Aim of the task ->
Keep only the lines of the data below that contain "ストレージ", and copy them.

Data excerpts ->
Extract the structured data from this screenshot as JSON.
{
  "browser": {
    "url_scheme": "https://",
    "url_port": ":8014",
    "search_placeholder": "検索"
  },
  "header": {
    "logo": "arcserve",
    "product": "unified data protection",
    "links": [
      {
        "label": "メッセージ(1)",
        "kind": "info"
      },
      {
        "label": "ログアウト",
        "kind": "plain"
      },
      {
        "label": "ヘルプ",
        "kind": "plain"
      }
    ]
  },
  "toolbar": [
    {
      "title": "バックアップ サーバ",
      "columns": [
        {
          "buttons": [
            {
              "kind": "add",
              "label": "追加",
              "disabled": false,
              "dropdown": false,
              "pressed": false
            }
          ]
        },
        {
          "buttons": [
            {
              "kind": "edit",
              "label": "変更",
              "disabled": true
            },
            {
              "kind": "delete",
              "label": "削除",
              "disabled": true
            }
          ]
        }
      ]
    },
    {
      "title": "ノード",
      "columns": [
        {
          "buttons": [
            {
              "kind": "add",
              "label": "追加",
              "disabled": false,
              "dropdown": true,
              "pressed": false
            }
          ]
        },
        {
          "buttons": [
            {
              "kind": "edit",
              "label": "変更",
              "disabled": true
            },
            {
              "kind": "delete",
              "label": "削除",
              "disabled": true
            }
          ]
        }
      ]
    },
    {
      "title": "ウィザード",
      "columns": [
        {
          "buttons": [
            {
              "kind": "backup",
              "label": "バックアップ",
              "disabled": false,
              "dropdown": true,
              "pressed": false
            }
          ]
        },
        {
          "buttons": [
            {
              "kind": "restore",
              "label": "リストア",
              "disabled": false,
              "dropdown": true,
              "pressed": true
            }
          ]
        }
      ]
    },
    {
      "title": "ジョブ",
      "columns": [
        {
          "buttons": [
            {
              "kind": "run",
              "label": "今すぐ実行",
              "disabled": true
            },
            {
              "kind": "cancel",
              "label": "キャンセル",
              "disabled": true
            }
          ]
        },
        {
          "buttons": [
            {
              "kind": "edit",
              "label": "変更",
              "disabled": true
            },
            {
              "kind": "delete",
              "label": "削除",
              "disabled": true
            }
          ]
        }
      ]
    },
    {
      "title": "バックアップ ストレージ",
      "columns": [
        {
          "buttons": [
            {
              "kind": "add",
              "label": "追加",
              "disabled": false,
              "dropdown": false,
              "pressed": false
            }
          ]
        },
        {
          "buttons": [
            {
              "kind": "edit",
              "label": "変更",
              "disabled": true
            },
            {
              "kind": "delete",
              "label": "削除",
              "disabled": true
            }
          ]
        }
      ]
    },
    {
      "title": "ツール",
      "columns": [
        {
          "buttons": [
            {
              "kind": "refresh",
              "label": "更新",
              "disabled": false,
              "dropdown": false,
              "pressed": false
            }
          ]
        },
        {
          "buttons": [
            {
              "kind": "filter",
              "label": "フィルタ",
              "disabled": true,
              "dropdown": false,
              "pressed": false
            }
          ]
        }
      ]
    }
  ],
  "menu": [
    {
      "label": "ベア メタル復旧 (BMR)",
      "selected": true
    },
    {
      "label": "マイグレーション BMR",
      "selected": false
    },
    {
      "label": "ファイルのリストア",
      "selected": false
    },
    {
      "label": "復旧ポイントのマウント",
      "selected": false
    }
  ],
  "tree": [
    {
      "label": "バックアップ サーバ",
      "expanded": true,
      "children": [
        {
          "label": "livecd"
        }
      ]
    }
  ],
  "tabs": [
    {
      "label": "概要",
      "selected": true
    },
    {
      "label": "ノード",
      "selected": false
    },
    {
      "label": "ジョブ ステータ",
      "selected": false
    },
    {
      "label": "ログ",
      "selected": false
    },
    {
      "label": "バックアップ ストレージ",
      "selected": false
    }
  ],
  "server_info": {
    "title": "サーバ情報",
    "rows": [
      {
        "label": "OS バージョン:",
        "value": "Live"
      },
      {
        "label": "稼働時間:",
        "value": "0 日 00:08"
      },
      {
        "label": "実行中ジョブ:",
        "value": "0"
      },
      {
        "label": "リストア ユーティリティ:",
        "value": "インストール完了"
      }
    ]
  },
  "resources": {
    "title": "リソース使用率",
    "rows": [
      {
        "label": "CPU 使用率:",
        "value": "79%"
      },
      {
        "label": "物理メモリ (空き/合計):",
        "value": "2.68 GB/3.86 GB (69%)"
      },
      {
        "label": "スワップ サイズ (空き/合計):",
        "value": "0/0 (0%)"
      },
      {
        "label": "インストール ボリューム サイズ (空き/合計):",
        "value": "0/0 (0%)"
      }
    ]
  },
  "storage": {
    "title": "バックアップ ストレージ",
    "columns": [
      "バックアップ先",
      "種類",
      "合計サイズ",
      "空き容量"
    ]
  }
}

Expected answer ->
      "title": "バックアップ ストレージ",
      "label": "バックアップ ストレージ",
    "title": "バックアップ ストレージ",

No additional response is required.